Write out all lines holding the word "name".

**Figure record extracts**
+++

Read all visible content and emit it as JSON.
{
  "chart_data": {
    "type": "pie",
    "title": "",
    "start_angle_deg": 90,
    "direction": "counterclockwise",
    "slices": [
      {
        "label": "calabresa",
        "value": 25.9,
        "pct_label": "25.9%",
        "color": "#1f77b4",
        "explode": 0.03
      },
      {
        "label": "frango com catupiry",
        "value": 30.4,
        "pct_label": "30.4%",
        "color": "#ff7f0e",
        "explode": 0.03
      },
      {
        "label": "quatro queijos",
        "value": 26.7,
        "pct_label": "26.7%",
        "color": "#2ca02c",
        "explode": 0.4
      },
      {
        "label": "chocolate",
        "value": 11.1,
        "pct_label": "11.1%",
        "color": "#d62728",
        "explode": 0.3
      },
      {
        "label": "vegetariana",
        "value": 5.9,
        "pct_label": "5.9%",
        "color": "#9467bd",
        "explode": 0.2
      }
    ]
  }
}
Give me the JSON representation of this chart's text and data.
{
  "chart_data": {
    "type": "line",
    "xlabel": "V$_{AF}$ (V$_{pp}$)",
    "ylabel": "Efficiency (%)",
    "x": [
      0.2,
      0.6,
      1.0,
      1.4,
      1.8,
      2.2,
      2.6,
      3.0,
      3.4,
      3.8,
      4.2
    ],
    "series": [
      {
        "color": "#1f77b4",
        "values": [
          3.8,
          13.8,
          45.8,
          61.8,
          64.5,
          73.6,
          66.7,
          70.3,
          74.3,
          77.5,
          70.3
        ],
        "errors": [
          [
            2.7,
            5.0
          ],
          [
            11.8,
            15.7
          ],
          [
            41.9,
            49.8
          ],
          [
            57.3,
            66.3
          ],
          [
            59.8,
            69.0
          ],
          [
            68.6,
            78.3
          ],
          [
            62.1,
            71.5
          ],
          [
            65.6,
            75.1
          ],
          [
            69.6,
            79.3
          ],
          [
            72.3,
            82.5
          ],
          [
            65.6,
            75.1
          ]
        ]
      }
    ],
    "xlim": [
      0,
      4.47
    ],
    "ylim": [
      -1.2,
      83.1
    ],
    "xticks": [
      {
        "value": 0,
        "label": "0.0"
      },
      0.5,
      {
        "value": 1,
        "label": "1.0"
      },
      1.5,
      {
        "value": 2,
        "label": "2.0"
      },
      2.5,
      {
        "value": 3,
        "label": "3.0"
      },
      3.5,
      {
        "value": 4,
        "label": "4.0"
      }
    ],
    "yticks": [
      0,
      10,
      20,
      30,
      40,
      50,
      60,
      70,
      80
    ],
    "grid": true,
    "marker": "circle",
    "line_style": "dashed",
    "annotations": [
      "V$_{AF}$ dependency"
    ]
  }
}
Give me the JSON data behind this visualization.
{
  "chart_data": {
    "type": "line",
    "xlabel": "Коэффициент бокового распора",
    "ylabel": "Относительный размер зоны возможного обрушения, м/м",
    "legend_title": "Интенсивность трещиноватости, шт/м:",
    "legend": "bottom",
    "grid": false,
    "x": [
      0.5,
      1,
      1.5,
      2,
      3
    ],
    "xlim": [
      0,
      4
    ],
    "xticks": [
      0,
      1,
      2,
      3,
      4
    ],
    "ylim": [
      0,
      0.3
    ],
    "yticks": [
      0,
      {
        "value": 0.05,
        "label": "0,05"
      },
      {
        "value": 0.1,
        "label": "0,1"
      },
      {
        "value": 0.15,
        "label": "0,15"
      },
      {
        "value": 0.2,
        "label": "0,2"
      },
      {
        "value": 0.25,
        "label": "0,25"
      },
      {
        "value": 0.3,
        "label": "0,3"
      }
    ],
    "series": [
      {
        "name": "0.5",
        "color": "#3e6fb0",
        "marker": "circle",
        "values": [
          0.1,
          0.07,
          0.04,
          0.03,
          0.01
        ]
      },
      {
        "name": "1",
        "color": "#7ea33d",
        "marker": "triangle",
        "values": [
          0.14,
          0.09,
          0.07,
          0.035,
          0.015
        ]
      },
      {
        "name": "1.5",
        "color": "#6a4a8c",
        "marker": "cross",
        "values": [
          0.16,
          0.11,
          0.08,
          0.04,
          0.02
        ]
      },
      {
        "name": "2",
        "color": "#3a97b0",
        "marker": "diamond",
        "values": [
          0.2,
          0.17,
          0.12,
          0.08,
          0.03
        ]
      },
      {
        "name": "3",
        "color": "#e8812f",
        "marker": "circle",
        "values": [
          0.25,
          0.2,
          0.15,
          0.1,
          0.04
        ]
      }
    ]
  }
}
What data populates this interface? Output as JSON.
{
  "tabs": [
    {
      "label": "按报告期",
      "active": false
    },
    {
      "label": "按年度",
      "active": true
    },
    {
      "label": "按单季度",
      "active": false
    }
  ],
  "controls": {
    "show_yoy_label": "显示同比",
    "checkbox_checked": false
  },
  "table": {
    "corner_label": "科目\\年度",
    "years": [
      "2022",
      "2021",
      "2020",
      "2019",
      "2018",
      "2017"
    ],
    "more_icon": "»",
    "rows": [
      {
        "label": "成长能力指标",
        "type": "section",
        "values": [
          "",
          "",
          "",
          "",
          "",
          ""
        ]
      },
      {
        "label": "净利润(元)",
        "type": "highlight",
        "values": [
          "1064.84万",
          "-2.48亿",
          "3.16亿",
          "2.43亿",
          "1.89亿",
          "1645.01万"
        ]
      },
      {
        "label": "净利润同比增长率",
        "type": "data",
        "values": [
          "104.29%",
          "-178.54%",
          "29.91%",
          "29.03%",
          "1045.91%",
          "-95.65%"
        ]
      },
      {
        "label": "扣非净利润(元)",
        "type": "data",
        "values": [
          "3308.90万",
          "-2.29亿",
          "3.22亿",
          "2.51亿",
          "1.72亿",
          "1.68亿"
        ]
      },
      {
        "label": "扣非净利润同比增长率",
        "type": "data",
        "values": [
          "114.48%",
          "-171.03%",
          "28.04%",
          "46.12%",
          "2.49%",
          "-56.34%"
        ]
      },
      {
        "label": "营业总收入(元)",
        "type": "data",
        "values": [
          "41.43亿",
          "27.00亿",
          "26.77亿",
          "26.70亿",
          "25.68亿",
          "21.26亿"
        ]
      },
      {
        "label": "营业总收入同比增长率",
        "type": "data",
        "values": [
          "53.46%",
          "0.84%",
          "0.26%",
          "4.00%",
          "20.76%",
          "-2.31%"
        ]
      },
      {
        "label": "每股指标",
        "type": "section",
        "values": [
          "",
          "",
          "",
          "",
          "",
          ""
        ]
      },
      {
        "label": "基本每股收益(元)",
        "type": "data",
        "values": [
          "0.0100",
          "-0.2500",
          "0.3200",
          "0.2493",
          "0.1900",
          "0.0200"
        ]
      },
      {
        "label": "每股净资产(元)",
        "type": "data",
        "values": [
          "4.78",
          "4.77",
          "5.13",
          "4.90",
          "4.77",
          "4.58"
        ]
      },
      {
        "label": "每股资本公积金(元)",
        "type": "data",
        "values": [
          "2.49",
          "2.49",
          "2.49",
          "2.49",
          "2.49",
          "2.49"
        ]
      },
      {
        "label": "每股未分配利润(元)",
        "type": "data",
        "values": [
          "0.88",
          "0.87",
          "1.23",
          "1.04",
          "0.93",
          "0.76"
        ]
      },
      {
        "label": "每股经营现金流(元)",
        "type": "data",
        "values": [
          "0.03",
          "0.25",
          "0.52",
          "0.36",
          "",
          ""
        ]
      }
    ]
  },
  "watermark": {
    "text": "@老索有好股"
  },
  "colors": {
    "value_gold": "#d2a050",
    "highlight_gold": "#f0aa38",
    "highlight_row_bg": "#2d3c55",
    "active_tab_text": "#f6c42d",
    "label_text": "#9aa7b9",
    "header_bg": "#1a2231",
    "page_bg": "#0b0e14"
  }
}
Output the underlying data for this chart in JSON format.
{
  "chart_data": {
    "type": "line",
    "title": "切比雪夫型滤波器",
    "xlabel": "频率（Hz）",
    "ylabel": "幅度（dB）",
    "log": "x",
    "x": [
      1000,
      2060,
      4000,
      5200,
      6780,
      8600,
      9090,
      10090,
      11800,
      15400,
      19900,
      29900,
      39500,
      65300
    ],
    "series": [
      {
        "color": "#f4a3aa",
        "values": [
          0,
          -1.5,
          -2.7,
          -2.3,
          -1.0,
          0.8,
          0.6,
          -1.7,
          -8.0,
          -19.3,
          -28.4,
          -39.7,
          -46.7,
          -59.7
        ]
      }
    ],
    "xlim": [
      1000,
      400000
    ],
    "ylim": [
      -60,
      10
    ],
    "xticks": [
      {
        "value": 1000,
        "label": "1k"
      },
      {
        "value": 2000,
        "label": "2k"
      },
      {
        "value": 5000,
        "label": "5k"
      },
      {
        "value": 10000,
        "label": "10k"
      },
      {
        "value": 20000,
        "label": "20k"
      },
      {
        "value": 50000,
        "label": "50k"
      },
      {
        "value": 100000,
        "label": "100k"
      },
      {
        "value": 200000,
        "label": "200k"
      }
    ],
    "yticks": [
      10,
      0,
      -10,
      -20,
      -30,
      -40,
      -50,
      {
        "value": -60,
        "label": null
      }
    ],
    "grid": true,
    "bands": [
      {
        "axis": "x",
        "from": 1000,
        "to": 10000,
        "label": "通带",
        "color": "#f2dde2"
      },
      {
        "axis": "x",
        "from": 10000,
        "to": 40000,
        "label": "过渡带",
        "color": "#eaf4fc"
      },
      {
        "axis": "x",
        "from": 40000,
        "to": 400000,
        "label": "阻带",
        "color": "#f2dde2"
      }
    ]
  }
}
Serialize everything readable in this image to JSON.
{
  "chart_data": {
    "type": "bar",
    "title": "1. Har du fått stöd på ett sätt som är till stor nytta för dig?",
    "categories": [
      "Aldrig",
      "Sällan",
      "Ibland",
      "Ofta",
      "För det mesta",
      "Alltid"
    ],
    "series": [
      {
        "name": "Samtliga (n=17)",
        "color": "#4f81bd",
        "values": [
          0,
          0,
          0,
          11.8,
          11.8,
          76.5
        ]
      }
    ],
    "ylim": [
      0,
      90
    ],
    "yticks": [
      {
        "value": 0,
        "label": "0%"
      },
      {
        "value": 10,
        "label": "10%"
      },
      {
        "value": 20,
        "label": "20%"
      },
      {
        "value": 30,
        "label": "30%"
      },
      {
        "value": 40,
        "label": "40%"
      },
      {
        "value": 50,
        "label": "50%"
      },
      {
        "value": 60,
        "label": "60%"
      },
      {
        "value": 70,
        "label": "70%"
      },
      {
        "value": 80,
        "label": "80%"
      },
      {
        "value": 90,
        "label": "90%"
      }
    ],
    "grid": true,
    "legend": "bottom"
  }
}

+++

**Response**
        "name": "0.5",
        "name": "1",
        "name": "1.5",
        "name": "2",
        "name": "3",
        "name": "Samtliga (n=17)",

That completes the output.